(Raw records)
--
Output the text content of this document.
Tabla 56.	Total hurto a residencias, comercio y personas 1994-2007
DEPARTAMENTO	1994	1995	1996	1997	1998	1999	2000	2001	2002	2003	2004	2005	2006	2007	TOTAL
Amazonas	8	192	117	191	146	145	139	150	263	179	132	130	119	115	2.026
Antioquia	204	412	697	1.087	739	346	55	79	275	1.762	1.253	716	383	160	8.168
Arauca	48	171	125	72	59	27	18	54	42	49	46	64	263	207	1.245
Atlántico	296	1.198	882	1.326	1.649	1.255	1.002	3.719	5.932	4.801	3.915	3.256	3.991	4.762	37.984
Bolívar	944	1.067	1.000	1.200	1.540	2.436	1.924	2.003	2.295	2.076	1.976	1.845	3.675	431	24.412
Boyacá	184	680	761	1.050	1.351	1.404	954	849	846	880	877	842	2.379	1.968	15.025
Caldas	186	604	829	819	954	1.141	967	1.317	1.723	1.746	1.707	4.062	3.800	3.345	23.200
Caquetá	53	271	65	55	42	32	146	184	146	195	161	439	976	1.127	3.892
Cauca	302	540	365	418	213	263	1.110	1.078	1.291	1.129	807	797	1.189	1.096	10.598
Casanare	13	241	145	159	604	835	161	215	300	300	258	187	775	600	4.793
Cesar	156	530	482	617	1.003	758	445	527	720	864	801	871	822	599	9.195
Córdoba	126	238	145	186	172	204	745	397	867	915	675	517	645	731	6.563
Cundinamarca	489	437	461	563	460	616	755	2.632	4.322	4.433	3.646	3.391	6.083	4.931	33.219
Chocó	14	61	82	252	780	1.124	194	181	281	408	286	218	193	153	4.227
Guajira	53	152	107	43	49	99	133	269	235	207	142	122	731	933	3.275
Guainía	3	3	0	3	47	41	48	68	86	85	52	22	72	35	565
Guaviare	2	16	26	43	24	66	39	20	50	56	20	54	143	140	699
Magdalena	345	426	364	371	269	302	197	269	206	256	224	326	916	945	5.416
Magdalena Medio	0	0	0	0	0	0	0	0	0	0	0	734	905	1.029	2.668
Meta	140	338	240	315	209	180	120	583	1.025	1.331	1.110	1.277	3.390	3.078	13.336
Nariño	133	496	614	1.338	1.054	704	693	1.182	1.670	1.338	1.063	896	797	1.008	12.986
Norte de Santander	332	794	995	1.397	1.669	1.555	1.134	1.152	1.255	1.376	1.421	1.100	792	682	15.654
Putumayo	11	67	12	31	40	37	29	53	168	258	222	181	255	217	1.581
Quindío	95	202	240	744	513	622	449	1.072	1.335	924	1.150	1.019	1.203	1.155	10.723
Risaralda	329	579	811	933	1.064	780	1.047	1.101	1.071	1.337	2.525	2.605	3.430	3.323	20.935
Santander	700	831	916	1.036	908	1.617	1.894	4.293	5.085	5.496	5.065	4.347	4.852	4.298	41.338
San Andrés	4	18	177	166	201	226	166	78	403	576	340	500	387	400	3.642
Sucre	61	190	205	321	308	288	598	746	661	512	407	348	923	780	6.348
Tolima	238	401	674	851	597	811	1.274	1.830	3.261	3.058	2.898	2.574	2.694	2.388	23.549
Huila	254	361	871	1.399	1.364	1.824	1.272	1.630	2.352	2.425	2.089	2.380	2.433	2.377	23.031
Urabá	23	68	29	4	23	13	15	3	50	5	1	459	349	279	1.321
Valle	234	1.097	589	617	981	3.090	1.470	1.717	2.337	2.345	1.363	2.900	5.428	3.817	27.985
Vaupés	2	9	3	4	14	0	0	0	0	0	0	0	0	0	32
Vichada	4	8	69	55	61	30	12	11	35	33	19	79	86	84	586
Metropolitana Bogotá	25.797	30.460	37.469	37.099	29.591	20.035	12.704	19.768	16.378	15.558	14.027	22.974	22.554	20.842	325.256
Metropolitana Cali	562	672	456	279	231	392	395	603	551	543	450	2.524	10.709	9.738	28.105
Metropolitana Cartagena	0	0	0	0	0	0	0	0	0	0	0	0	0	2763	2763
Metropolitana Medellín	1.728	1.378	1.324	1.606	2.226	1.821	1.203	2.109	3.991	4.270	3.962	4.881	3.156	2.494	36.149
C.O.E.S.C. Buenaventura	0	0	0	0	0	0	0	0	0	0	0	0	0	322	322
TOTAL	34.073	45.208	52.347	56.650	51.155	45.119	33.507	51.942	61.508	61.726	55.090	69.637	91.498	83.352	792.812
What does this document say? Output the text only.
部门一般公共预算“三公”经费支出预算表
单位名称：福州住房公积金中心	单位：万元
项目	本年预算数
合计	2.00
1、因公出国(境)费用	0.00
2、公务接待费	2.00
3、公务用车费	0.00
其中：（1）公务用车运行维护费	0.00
--
### EXERCISE DIRECTIONS
Every line above should be written out again exactly as it stands.

### WRITTEN RESPONSE
Output the text content of this document.
Tabla 56.	Total hurto a residencias, comercio y personas 1994-2007
DEPARTAMENTO	1994	1995	1996	1997	1998	1999	2000	2001	2002	2003	2004	2005	2006	2007	TOTAL
Amazonas	8	192	117	191	146	145	139	150	263	179	132	130	119	115	2.026
Antioquia	204	412	697	1.087	739	346	55	79	275	1.762	1.253	716	383	160	8.168
Arauca	48	171	125	72	59	27	18	54	42	49	46	64	263	207	1.245
Atlántico	296	1.198	882	1.326	1.649	1.255	1.002	3.719	5.932	4.801	3.915	3.256	3.991	4.762	37.984
Bolívar	944	1.067	1.000	1.200	1.540	2.436	1.924	2.003	2.295	2.076	1.976	1.845	3.675	431	24.412
Boyacá	184	680	761	1.050	1.351	1.404	954	849	846	880	877	842	2.379	1.968	15.025
Caldas	186	604	829	819	954	1.141	967	1.317	1.723	1.746	1.707	4.062	3.800	3.345	23.200
Caquetá	53	271	65	55	42	32	146	184	146	195	161	439	976	1.127	3.892
Cauca	302	540	365	418	213	263	1.110	1.078	1.291	1.129	807	797	1.189	1.096	10.598
Casanare	13	241	145	159	604	835	161	215	300	300	258	187	775	600	4.793
Cesar	156	530	482	617	1.003	758	445	527	720	864	801	871	822	599	9.195
Córdoba	126	238	145	186	172	204	745	397	867	915	675	517	645	731	6.563
Cundinamarca	489	437	461	563	460	616	755	2.632	4.322	4.433	3.646	3.391	6.083	4.931	33.219
Chocó	14	61	82	252	780	1.124	194	181	281	408	286	218	193	153	4.227
Guajira	53	152	107	43	49	99	133	269	235	207	142	122	731	933	3.275
Guainía	3	3	0	3	47	41	48	68	86	85	52	22	72	35	565
Guaviare	2	16	26	43	24	66	39	20	50	56	20	54	143	140	699
Magdalena	345	426	364	371	269	302	197	269	206	256	224	326	916	945	5.416
Magdalena Medio	0	0	0	0	0	0	0	0	0	0	0	734	905	1.029	2.668
Meta	140	338	240	315	209	180	120	583	1.025	1.331	1.110	1.277	3.390	3.078	13.336
Nariño	133	496	614	1.338	1.054	704	693	1.182	1.670	1.338	1.063	896	797	1.008	12.986
Norte de Santander	332	794	995	1.397	1.669	1.555	1.134	1.152	1.255	1.376	1.421	1.100	792	682	15.654
Putumayo	11	67	12	31	40	37	29	53	168	258	222	181	255	217	1.581
Quindío	95	202	240	744	513	622	449	1.072	1.335	924	1.150	1.019	1.203	1.155	10.723
Risaralda	329	579	811	933	1.064	780	1.047	1.101	1.071	1.337	2.525	2.605	3.430	3.323	20.935
Santander	700	831	916	1.036	908	1.617	1.894	4.293	5.085	5.496	5.065	4.347	4.852	4.298	41.338
San Andrés	4	18	177	166	201	226	166	78	403	576	340	500	387	400	3.642
Sucre	61	190	205	321	308	288	598	746	661	512	407	348	923	780	6.348
Tolima	238	401	674	851	597	811	1.274	1.830	3.261	3.058	2.898	2.574	2.694	2.388	23.549
Huila	254	361	871	1.399	1.364	1.824	1.272	1.630	2.352	2.425	2.089	2.380	2.433	2.377	23.031
Urabá	23	68	29	4	23	13	15	3	50	5	1	459	349	279	1.321
Valle	234	1.097	589	617	981	3.090	1.470	1.717	2.337	2.345	1.363	2.900	5.428	3.817	27.985
Vaupés	2	9	3	4	14	0	0	0	0	0	0	0	0	0	32
Vichada	4	8	69	55	61	30	12	11	35	33	19	79	86	84	586
Metropolitana Bogotá	25.797	30.460	37.469	37.099	29.591	20.035	12.704	19.768	16.378	15.558	14.027	22.974	22.554	20.842	325.256
Metropolitana Cali	562	672	456	279	231	392	395	603	551	543	450	2.524	10.709	9.738	28.105
Metropolitana Cartagena	0	0	0	0	0	0	0	0	0	0	0	0	0	2763	2763
Metropolitana Medellín	1.728	1.378	1.324	1.606	2.226	1.821	1.203	2.109	3.991	4.270	3.962	4.881	3.156	2.494	36.149
C.O.E.S.C. Buenaventura	0	0	0	0	0	0	0	0	0	0	0	0	0	322	322
TOTAL	34.073	45.208	52.347	56.650	51.155	45.119	33.507	51.942	61.508	61.726	55.090	69.637	91.498	83.352	792.812
What does this document say? Output the text only.
部门一般公共预算“三公”经费支出预算表
单位名称：福州住房公积金中心	单位：万元
项目	本年预算数
合计	2.00
1、因公出国(境)费用	0.00
2、公务接待费	2.00
3、公务用车费	0.00
其中：（1）公务用车运行维护费	0.00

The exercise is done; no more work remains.